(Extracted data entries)
┄┄┄┄┄┄
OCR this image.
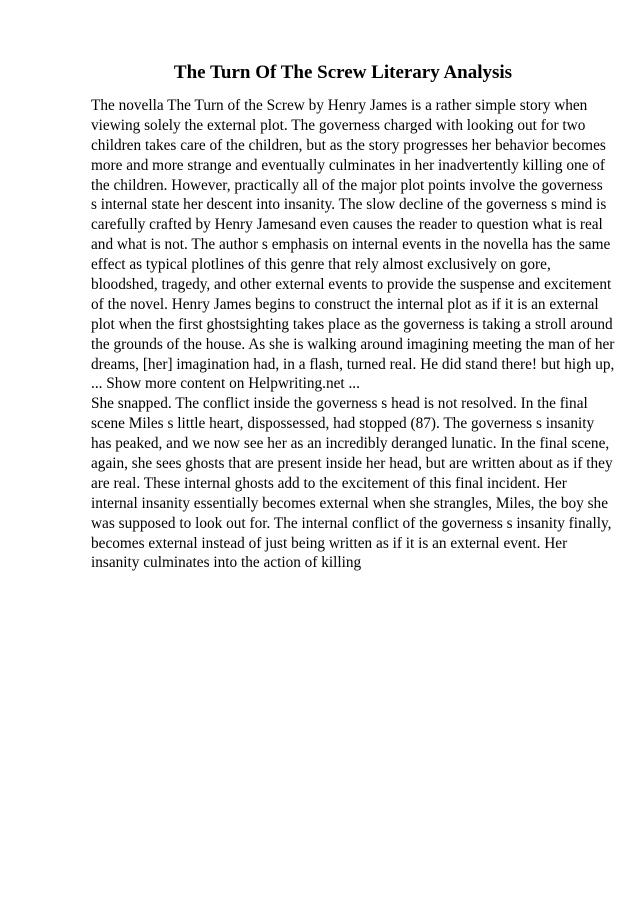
The Turn Of The Screw Literary Analysis
The novella The Turn of the Screw by Henry James is a rather simple story when
viewing solely the external plot. The governess charged with looking out for two
children takes care of the children, but as the story progresses her behavior becomes
more and more strange and eventually culminates in her inadvertently killing one of
the children. However, practically all of the major plot points involve the governess
s internal state her descent into insanity. The slow decline of the governess s mind is
carefully crafted by Henry Jamesand even causes the reader to question what is real
and what is not. The author s emphasis on internal events in the novella has the same
effect as typical plotlines of this genre that rely almost exclusively on gore,
bloodshed, tragedy, and other external events to provide the suspense and excitement
of the novel. Henry James begins to construct the internal plot as if it is an external
plot when the first ghostsighting takes place as the governess is taking a stroll around
the grounds of the house. As she is walking around imagining meeting the man of her
dreams, [her] imagination had, in a flash, turned real. He did stand there! but high up,
... Show more content on Helpwriting.net ...
She snapped. The conflict inside the governess s head is not resolved. In the final
scene Miles s little heart, dispossessed, had stopped (87). The governess s insanity
has peaked, and we now see her as an incredibly deranged lunatic. In the final scene,
again, she sees ghosts that are present inside her head, but are written about as if they
are real. These internal ghosts add to the excitement of this final incident. Her
internal insanity essentially becomes external when she strangles, Miles, the boy she
was supposed to look out for. The internal conflict of the governess s insanity finally,
becomes external instead of just being written as if it is an external event. Her
insanity culminates into the action of killing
┄┄┄┄┄┄
** Given request **
Any pictures should be dropped; transcribe the rest of the records above exactly.

** Solution for this exercise **
OCR this image.
The Turn Of The Screw Literary Analysis
The novella The Turn of the Screw by Henry James is a rather simple story when
viewing solely the external plot. The governess charged with looking out for two
children takes care of the children, but as the story progresses her behavior becomes
more and more strange and eventually culminates in her inadvertently killing one of
the children. However, practically all of the major plot points involve the governess
s internal state her descent into insanity. The slow decline of the governess s mind is
carefully crafted by Henry Jamesand even causes the reader to question what is real
and what is not. The author s emphasis on internal events in the novella has the same
effect as typical plotlines of this genre that rely almost exclusively on gore,
bloodshed, tragedy, and other external events to provide the suspense and excitement
of the novel. Henry James begins to construct the internal plot as if it is an external
plot when the first ghostsighting takes place as the governess is taking a stroll around
the grounds of the house. As she is walking around imagining meeting the man of her
dreams, [her] imagination had, in a flash, turned real. He did stand there! but high up,
... Show more content on Helpwriting.net ...
She snapped. The conflict inside the governess s head is not resolved. In the final
scene Miles s little heart, dispossessed, had stopped (87). The governess s insanity
has peaked, and we now see her as an incredibly deranged lunatic. In the final scene,
again, she sees ghosts that are present inside her head, but are written about as if they
are real. These internal ghosts add to the excitement of this final incident. Her
internal insanity essentially becomes external when she strangles, Miles, the boy she
was supposed to look out for. The internal conflict of the governess s insanity finally,
becomes external instead of just being written as if it is an external event. Her
insanity culminates into the action of killing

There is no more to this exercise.